** start **

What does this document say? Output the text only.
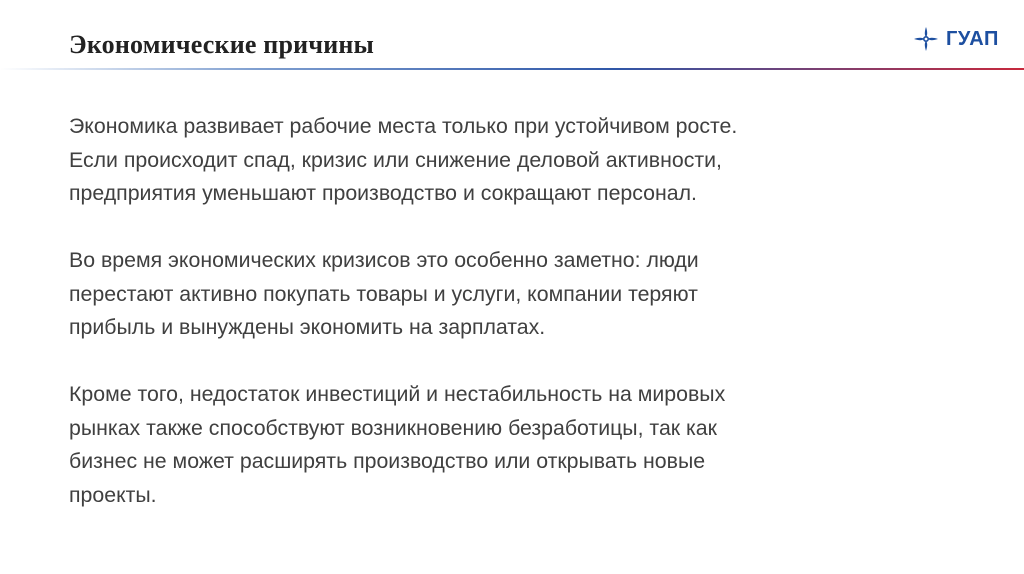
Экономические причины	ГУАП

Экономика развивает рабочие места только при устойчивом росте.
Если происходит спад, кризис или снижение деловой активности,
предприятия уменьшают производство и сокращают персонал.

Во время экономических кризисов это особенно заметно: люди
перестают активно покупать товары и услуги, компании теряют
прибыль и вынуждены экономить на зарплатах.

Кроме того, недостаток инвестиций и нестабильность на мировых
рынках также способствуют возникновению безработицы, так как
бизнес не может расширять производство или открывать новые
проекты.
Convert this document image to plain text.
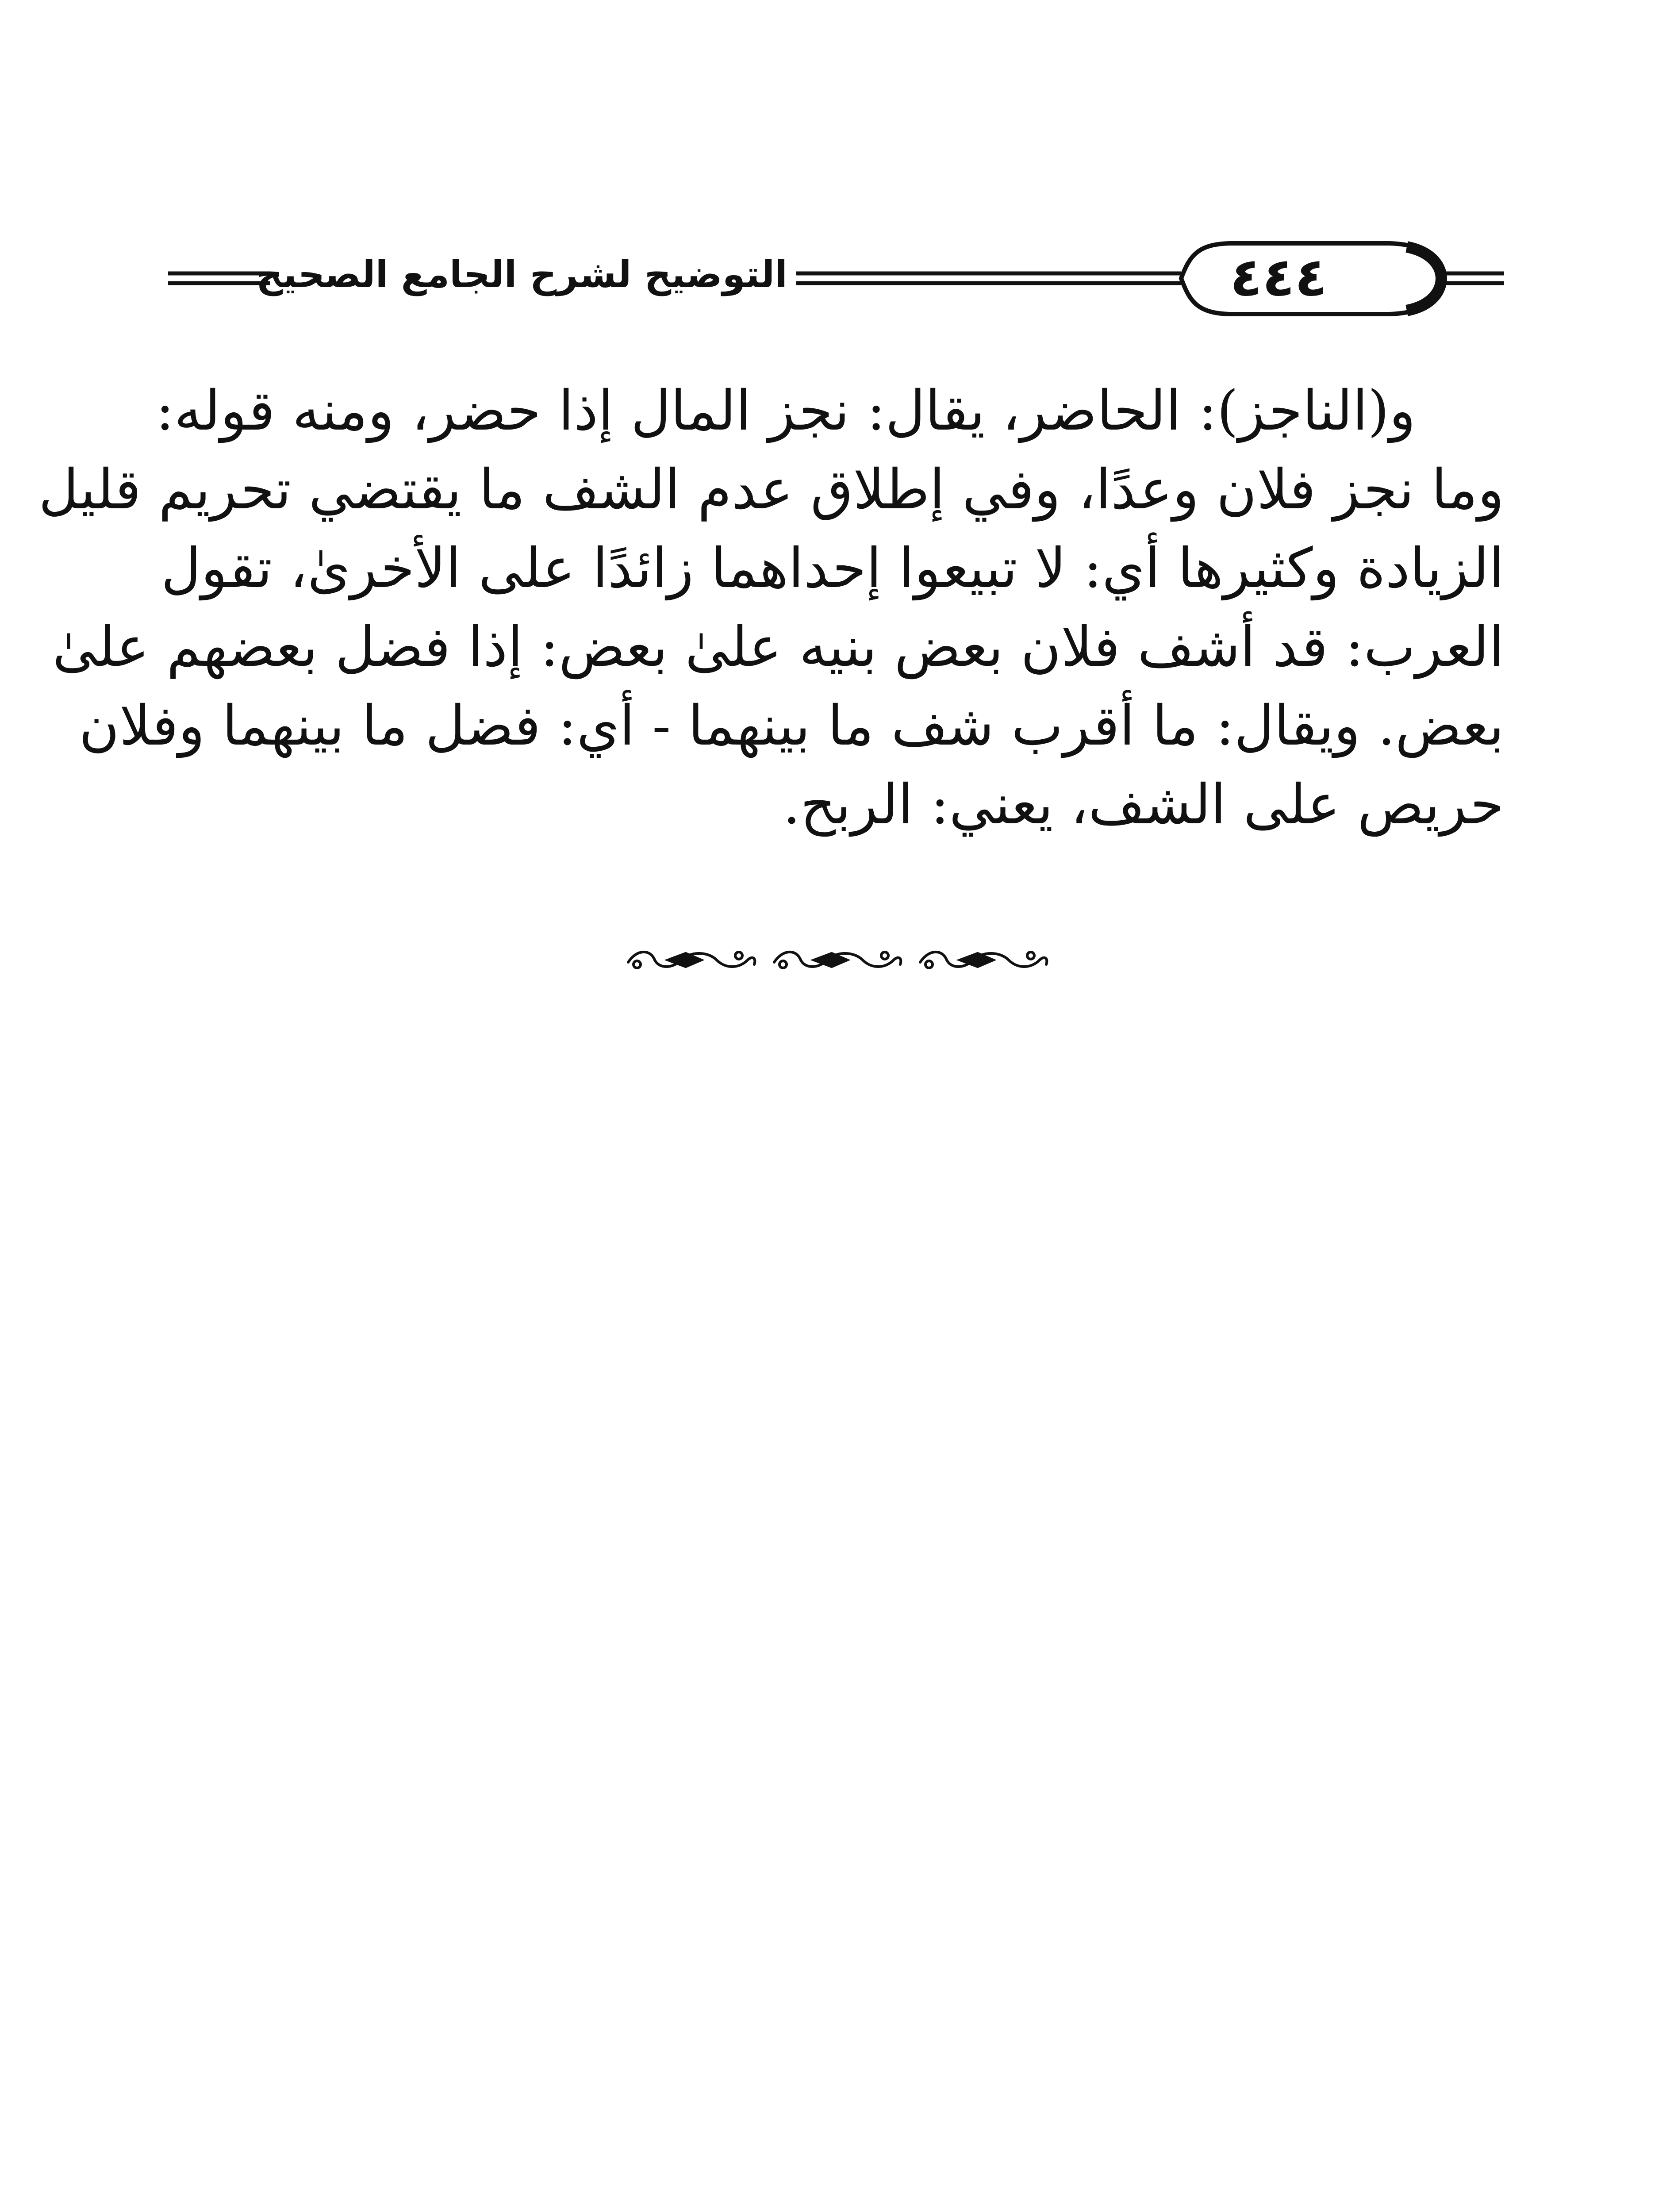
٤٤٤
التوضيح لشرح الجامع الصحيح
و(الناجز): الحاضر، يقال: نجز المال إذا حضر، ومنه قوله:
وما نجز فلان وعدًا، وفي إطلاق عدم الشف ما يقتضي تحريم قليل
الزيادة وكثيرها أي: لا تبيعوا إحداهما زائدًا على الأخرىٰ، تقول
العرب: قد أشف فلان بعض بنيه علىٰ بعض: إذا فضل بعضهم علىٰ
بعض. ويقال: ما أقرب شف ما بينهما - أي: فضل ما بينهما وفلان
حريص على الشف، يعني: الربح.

** end **

Description of the task>
Each line with the string "الشف" in it needs to be found and copied.

Correct result>
وما نجز فلان وعدًا، وفي إطلاق عدم الشف ما يقتضي تحريم قليل
حريص على الشف، يعني: الربح.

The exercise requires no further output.